- **Problem description**
Show all lines from the listing below that contain "ylabel".

- **Working data**
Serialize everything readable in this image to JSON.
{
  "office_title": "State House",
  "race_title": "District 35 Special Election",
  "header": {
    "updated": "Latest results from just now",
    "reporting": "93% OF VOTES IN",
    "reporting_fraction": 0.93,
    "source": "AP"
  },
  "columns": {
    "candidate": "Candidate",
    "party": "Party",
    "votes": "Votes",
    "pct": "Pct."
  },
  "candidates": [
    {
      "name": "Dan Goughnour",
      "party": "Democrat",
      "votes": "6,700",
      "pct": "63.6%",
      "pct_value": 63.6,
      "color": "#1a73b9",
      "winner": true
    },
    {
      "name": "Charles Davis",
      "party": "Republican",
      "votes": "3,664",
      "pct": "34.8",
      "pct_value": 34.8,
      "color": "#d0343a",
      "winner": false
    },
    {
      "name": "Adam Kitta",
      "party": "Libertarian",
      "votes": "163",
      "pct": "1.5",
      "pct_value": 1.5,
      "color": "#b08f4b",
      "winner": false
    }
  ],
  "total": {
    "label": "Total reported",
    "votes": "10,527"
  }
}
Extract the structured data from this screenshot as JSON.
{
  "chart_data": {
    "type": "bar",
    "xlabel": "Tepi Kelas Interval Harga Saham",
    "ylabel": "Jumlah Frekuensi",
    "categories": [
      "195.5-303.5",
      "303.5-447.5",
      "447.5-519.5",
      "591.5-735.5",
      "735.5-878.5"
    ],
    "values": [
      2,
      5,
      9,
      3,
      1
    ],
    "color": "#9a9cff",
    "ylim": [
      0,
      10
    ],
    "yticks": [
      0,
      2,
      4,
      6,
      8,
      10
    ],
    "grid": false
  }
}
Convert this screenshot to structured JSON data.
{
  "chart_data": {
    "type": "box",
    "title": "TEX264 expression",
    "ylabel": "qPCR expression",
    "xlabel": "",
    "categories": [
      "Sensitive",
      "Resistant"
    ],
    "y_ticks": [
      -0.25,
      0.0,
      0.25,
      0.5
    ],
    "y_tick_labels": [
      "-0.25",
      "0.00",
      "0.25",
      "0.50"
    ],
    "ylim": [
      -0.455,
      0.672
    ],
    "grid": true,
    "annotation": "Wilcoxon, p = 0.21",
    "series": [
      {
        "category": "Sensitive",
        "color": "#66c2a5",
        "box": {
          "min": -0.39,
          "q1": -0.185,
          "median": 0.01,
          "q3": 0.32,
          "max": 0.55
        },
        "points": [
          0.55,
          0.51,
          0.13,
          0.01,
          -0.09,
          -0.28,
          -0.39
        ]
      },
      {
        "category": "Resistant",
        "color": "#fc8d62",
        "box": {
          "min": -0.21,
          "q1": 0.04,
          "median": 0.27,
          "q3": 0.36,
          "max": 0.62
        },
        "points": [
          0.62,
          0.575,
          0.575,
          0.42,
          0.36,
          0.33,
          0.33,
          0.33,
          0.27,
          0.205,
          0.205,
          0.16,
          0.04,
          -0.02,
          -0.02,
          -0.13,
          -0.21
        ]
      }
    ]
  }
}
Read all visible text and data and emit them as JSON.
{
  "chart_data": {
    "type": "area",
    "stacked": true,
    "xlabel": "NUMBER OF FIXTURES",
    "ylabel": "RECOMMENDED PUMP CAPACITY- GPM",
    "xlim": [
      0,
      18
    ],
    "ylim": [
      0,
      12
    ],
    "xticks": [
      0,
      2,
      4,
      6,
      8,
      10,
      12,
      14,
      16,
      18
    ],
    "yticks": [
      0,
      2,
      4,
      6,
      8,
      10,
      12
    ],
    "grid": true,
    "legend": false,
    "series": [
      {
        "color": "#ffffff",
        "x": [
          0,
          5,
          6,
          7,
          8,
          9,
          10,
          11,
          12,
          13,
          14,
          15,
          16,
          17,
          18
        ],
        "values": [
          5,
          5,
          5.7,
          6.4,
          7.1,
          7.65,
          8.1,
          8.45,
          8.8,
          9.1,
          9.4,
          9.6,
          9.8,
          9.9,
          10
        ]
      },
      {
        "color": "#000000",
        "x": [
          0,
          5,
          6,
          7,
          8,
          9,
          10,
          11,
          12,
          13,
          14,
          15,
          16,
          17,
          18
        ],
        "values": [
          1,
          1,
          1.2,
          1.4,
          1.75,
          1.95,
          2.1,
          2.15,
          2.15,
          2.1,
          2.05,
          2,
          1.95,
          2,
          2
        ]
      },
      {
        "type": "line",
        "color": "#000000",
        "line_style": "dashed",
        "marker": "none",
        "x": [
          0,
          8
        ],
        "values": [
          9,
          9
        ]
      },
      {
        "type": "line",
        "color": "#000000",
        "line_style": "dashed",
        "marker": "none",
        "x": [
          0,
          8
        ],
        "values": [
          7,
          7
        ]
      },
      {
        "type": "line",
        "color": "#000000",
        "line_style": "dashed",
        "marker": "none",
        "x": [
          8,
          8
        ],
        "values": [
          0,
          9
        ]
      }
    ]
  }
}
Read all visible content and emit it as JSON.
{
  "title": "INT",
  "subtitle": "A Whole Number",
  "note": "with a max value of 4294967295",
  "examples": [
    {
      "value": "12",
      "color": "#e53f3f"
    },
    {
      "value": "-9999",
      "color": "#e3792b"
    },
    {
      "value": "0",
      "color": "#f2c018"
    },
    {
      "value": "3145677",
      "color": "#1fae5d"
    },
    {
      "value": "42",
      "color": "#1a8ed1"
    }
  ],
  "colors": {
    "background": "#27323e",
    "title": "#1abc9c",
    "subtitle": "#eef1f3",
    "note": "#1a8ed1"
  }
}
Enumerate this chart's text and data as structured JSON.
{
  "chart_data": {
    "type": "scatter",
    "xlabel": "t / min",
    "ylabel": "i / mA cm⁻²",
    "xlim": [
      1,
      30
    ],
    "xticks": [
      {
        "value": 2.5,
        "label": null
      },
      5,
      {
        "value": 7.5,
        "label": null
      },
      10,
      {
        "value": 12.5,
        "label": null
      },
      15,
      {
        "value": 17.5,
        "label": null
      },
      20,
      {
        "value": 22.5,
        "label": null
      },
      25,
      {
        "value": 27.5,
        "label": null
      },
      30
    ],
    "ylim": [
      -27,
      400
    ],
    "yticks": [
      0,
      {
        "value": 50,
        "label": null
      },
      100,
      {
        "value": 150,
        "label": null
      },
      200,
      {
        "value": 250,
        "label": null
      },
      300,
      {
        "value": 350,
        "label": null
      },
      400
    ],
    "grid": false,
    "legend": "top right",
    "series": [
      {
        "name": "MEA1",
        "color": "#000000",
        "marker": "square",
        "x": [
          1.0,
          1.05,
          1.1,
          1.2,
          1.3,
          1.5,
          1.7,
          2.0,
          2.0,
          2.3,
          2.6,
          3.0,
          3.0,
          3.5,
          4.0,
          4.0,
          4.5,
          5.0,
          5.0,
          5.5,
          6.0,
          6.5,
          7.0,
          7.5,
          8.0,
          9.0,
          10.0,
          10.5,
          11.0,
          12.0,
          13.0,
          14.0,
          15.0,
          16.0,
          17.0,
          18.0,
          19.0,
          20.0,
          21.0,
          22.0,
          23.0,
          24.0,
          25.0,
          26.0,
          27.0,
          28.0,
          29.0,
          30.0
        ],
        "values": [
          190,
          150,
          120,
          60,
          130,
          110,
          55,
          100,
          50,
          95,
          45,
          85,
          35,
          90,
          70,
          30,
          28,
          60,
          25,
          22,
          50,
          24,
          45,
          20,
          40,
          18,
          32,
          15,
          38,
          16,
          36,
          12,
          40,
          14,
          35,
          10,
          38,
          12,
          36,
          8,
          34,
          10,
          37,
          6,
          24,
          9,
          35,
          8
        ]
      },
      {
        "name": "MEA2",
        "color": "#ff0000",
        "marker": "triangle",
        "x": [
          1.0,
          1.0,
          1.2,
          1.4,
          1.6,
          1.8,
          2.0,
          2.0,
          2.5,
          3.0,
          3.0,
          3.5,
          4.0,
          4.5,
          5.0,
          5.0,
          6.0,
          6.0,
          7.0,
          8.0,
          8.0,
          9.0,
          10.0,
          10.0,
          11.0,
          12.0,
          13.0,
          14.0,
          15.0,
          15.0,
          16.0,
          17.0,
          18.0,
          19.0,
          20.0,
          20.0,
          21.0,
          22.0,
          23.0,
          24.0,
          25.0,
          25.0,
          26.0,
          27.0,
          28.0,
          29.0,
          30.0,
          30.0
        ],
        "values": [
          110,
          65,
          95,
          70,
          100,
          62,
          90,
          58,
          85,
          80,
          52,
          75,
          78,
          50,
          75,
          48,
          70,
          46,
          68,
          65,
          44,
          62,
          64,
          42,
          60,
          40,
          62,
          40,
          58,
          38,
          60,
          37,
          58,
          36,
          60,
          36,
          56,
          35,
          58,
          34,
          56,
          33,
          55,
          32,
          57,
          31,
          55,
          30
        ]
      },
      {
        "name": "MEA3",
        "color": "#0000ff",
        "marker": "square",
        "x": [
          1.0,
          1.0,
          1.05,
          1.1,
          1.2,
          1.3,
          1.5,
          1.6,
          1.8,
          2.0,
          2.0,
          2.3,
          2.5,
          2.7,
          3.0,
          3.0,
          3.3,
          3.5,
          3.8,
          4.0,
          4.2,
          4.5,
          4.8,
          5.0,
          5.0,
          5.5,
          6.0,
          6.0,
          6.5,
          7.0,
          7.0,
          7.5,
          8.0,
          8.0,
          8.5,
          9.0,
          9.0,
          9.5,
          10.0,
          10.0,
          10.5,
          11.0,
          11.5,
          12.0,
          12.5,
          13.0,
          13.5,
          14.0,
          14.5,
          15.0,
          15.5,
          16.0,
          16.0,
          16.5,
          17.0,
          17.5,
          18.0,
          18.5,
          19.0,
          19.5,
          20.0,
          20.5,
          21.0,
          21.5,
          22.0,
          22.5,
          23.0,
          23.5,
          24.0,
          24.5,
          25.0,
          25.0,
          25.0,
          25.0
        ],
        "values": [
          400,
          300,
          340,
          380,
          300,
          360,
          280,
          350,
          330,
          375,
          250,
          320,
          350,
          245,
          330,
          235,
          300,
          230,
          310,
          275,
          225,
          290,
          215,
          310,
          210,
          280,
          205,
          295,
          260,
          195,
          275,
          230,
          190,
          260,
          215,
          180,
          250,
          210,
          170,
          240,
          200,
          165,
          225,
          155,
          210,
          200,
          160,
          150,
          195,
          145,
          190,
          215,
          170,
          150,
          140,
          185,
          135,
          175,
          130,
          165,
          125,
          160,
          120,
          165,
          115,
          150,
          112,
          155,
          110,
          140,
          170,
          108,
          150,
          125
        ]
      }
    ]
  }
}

- **Output of the task**
    "ylabel": "Jumlah Frekuensi",
    "ylabel": "qPCR expression",
    "ylabel": "RECOMMENDED PUMP CAPACITY- GPM",
    "ylabel": "i / mA cm⁻²",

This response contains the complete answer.